*Problem details*: Copy the material below line for line, changing nothing.
** Start of Records for processing **
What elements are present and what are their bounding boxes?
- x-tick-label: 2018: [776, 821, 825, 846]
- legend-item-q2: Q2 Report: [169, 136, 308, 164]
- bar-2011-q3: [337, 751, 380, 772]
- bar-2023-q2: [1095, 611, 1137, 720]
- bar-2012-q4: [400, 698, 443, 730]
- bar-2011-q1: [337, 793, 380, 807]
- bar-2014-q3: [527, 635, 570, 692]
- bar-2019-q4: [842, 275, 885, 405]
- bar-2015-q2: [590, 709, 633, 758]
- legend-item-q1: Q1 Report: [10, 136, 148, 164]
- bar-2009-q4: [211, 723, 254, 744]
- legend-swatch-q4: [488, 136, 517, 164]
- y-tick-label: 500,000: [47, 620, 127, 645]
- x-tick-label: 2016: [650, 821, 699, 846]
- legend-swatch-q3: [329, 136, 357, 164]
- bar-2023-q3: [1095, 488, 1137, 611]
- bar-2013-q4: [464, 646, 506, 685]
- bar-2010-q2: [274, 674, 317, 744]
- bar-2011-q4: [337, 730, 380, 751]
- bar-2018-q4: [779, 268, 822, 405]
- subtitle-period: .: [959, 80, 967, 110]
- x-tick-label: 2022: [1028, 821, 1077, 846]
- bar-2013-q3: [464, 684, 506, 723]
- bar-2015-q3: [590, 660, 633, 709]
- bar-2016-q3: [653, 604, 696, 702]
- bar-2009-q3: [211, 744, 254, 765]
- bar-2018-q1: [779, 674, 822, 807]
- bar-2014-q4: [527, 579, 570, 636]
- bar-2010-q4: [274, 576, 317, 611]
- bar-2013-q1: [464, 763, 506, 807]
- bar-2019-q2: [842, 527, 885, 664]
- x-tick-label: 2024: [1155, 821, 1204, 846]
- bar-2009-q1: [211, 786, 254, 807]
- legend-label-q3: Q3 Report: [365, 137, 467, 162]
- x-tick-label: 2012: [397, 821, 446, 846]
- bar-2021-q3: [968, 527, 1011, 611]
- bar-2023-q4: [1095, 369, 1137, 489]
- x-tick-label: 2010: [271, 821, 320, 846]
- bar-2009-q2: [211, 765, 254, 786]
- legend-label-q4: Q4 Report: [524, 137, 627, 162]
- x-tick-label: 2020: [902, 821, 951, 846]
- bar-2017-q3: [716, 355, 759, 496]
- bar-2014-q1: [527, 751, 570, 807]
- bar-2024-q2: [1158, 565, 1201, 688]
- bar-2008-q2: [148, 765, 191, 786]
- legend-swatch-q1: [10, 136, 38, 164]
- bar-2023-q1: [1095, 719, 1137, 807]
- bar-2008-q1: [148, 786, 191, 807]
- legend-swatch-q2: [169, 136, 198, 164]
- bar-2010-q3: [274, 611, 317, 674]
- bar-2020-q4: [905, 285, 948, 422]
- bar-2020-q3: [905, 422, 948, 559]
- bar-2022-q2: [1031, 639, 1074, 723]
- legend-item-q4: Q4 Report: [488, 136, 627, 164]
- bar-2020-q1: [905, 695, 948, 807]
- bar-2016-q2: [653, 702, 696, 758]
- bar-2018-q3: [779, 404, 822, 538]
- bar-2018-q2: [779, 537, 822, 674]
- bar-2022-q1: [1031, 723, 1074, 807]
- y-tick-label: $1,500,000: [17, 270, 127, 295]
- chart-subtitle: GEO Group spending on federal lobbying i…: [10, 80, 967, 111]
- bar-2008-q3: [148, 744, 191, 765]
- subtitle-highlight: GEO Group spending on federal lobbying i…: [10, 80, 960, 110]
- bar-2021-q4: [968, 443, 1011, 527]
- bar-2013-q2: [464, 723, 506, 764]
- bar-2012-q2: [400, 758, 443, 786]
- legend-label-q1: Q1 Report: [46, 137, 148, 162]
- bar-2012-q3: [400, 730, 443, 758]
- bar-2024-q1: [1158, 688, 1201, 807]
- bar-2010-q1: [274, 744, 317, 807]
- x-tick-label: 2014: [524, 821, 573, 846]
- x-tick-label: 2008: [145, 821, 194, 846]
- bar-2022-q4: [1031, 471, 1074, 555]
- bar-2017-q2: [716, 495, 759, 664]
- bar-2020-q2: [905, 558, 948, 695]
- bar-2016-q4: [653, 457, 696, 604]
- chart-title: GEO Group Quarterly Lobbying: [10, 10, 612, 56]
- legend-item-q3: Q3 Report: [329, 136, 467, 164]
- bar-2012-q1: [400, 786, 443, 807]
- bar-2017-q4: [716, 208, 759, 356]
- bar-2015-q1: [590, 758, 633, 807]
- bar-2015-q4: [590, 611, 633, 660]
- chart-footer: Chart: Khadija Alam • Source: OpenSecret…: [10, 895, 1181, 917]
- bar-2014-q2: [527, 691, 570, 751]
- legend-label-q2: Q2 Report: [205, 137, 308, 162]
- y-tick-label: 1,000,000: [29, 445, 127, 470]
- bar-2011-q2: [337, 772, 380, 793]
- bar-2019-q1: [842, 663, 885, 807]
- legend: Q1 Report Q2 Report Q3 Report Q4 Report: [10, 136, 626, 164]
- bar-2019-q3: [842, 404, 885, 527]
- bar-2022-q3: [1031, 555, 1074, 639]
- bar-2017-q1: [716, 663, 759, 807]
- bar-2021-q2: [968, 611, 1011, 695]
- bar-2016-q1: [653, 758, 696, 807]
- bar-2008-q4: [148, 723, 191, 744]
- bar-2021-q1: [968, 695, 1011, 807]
** End of Records for processing **
*Answer for this exercise*:
What elements are present and what are their bounding boxes?
- x-tick-label: 2018: [776, 821, 825, 846]
- legend-item-q2: Q2 Report: [169, 136, 308, 164]
- bar-2011-q3: [337, 751, 380, 772]
- bar-2023-q2: [1095, 611, 1137, 720]
- bar-2012-q4: [400, 698, 443, 730]
- bar-2011-q1: [337, 793, 380, 807]
- bar-2014-q3: [527, 635, 570, 692]
- bar-2019-q4: [842, 275, 885, 405]
- bar-2015-q2: [590, 709, 633, 758]
- legend-item-q1: Q1 Report: [10, 136, 148, 164]
- bar-2009-q4: [211, 723, 254, 744]
- legend-swatch-q4: [488, 136, 517, 164]
- y-tick-label: 500,000: [47, 620, 127, 645]
- x-tick-label: 2016: [650, 821, 699, 846]
- legend-swatch-q3: [329, 136, 357, 164]
- bar-2023-q3: [1095, 488, 1137, 611]
- bar-2013-q4: [464, 646, 506, 685]
- bar-2010-q2: [274, 674, 317, 744]
- bar-2011-q4: [337, 730, 380, 751]
- bar-2018-q4: [779, 268, 822, 405]
- subtitle-period: .: [959, 80, 967, 110]
- x-tick-label: 2022: [1028, 821, 1077, 846]
- bar-2013-q3: [464, 684, 506, 723]
- bar-2015-q3: [590, 660, 633, 709]
- bar-2016-q3: [653, 604, 696, 702]
- bar-2009-q3: [211, 744, 254, 765]
- bar-2018-q1: [779, 674, 822, 807]
- bar-2014-q4: [527, 579, 570, 636]
- bar-2010-q4: [274, 576, 317, 611]
- bar-2013-q1: [464, 763, 506, 807]
- bar-2019-q2: [842, 527, 885, 664]
- x-tick-label: 2024: [1155, 821, 1204, 846]
- bar-2009-q1: [211, 786, 254, 807]
- legend-label-q3: Q3 Report: [365, 137, 467, 162]
- x-tick-label: 2012: [397, 821, 446, 846]
- bar-2021-q3: [968, 527, 1011, 611]
- bar-2023-q4: [1095, 369, 1137, 489]
- x-tick-label: 2010: [271, 821, 320, 846]
- bar-2009-q2: [211, 765, 254, 786]
- legend-label-q4: Q4 Report: [524, 137, 627, 162]
- x-tick-label: 2020: [902, 821, 951, 846]
- bar-2017-q3: [716, 355, 759, 496]
- bar-2014-q1: [527, 751, 570, 807]
- bar-2024-q2: [1158, 565, 1201, 688]
- bar-2008-q2: [148, 765, 191, 786]
- legend-swatch-q1: [10, 136, 38, 164]
- bar-2023-q1: [1095, 719, 1137, 807]
- bar-2008-q1: [148, 786, 191, 807]
- legend-swatch-q2: [169, 136, 198, 164]
- bar-2010-q3: [274, 611, 317, 674]
- bar-2020-q4: [905, 285, 948, 422]
- bar-2020-q3: [905, 422, 948, 559]
- bar-2022-q2: [1031, 639, 1074, 723]
- legend-item-q4: Q4 Report: [488, 136, 627, 164]
- bar-2020-q1: [905, 695, 948, 807]
- bar-2016-q2: [653, 702, 696, 758]
- bar-2018-q3: [779, 404, 822, 538]
- bar-2018-q2: [779, 537, 822, 674]
- bar-2022-q1: [1031, 723, 1074, 807]
- y-tick-label: $1,500,000: [17, 270, 127, 295]
- chart-subtitle: GEO Group spending on federal lobbying i…: [10, 80, 967, 111]
- bar-2008-q3: [148, 744, 191, 765]
- subtitle-highlight: GEO Group spending on federal lobbying i…: [10, 80, 960, 110]
- bar-2021-q4: [968, 443, 1011, 527]
- bar-2013-q2: [464, 723, 506, 764]
- bar-2012-q2: [400, 758, 443, 786]
- legend-label-q1: Q1 Report: [46, 137, 148, 162]
- bar-2012-q3: [400, 730, 443, 758]
- bar-2024-q1: [1158, 688, 1201, 807]
- bar-2010-q1: [274, 744, 317, 807]
- x-tick-label: 2014: [524, 821, 573, 846]
- x-tick-label: 2008: [145, 821, 194, 846]
- bar-2022-q4: [1031, 471, 1074, 555]
- bar-2017-q2: [716, 495, 759, 664]
- bar-2020-q2: [905, 558, 948, 695]
- bar-2016-q4: [653, 457, 696, 604]
- chart-title: GEO Group Quarterly Lobbying: [10, 10, 612, 56]
- legend-item-q3: Q3 Report: [329, 136, 467, 164]
- bar-2012-q1: [400, 786, 443, 807]
- bar-2017-q4: [716, 208, 759, 356]
- bar-2015-q1: [590, 758, 633, 807]
- bar-2015-q4: [590, 611, 633, 660]
- chart-footer: Chart: Khadija Alam • Source: OpenSecret…: [10, 895, 1181, 917]
- bar-2014-q2: [527, 691, 570, 751]
- legend-label-q2: Q2 Report: [205, 137, 308, 162]
- y-tick-label: 1,000,000: [29, 445, 127, 470]
- bar-2011-q2: [337, 772, 380, 793]
- bar-2019-q1: [842, 663, 885, 807]
- legend: Q1 Report Q2 Report Q3 Report Q4 Report: [10, 136, 626, 164]
- bar-2019-q3: [842, 404, 885, 527]
- bar-2022-q3: [1031, 555, 1074, 639]
- bar-2017-q1: [716, 663, 759, 807]
- bar-2021-q2: [968, 611, 1011, 695]
- bar-2016-q1: [653, 758, 696, 807]
- bar-2008-q4: [148, 723, 191, 744]
- bar-2021-q1: [968, 695, 1011, 807]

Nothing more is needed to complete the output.